*Records supplied:*
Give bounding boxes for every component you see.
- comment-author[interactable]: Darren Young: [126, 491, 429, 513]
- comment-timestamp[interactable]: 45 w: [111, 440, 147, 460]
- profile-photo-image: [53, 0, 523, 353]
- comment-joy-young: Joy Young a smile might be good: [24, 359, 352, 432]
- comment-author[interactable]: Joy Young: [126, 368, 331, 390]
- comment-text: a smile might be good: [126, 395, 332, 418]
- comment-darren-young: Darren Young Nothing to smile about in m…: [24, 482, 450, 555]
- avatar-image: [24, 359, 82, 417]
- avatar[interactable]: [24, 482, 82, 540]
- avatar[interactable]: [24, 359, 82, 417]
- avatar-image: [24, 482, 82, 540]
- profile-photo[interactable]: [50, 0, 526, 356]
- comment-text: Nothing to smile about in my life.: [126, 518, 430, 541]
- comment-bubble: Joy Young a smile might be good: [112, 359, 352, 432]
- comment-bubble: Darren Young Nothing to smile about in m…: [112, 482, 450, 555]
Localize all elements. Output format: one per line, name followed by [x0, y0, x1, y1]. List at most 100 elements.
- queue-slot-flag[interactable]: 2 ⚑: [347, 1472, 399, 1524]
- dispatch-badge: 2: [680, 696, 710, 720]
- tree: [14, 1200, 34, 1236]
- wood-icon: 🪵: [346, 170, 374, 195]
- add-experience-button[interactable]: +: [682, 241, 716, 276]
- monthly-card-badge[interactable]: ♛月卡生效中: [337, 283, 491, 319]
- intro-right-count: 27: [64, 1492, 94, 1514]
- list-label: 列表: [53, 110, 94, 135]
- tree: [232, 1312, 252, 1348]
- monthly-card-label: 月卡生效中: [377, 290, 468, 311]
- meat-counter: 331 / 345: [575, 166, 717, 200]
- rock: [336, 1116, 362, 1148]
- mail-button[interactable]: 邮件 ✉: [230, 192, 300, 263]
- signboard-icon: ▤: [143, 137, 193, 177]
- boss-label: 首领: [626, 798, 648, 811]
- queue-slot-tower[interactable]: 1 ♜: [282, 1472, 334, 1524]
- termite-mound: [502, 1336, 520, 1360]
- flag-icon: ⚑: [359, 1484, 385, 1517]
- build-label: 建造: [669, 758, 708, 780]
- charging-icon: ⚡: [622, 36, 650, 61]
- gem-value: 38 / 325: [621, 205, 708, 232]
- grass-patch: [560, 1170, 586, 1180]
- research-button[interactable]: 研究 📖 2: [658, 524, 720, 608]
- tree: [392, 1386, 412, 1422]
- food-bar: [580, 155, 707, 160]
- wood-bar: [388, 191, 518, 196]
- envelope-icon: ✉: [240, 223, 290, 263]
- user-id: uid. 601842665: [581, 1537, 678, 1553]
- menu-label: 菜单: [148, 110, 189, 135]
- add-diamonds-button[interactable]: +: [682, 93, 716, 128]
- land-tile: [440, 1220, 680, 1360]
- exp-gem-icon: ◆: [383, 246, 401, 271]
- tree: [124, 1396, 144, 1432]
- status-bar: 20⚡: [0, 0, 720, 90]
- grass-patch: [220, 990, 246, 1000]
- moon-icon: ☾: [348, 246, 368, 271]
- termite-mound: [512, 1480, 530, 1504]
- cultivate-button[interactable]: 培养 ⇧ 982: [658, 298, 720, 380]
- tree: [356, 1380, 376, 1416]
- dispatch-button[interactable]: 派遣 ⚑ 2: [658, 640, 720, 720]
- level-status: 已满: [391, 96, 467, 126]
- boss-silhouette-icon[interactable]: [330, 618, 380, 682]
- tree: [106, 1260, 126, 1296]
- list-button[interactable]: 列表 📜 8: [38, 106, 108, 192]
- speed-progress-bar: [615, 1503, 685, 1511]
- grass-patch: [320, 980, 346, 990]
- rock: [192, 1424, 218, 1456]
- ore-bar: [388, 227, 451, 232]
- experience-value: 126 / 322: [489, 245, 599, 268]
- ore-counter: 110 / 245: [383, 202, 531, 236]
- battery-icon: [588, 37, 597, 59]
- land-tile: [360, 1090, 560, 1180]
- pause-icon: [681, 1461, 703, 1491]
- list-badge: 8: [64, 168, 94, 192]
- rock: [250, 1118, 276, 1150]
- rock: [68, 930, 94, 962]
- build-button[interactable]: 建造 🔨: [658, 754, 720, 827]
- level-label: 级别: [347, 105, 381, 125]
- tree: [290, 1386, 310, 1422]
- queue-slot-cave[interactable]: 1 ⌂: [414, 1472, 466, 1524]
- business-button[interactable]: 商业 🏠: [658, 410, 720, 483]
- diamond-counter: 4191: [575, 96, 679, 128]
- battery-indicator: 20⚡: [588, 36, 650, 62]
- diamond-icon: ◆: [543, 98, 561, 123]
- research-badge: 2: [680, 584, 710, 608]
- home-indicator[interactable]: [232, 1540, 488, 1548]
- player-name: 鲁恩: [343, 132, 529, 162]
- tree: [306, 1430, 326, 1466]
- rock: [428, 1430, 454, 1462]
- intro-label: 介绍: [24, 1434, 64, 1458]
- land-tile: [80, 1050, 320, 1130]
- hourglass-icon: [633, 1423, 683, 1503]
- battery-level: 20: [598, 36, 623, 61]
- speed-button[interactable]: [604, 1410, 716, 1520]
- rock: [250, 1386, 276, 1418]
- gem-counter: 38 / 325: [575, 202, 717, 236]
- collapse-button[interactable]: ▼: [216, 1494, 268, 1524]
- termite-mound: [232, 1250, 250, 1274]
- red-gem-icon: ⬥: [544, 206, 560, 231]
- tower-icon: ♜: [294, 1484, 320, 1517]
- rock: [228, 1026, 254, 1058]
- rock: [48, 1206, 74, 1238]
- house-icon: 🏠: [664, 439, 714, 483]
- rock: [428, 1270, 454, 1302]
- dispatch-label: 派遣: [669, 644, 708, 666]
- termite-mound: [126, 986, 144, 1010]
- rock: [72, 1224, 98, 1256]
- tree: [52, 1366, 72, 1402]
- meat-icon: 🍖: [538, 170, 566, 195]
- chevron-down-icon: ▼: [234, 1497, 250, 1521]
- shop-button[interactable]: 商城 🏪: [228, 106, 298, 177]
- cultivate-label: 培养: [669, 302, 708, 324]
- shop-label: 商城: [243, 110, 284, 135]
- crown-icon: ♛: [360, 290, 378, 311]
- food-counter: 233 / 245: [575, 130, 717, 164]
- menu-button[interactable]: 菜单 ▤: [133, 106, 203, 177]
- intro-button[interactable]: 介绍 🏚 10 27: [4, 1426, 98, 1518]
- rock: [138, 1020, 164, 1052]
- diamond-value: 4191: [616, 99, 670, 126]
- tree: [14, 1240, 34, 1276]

*Set exercise:*
Print the entries verbatim, beginning with the very first line and stopping after the line that contains "- comment-bubble: Joy", with both of those lines included.

*Answer in full:*
Give bounding boxes for every component you see.
- comment-author[interactable]: Darren Young: [126, 491, 429, 513]
- comment-timestamp[interactable]: 45 w: [111, 440, 147, 460]
- profile-photo-image: [53, 0, 523, 353]
- comment-joy-young: Joy Young a smile might be good: [24, 359, 352, 432]
- comment-author[interactable]: Joy Young: [126, 368, 331, 390]
- comment-text: a smile might be good: [126, 395, 332, 418]
- comment-darren-young: Darren Young Nothing to smile about in m…: [24, 482, 450, 555]
- avatar-image: [24, 359, 82, 417]
- avatar[interactable]: [24, 482, 82, 540]
- avatar[interactable]: [24, 359, 82, 417]
- avatar-image: [24, 482, 82, 540]
- profile-photo[interactable]: [50, 0, 526, 356]
- comment-text: Nothing to smile about in my life.: [126, 518, 430, 541]
- comment-bubble: Joy Young a smile might be good: [112, 359, 352, 432]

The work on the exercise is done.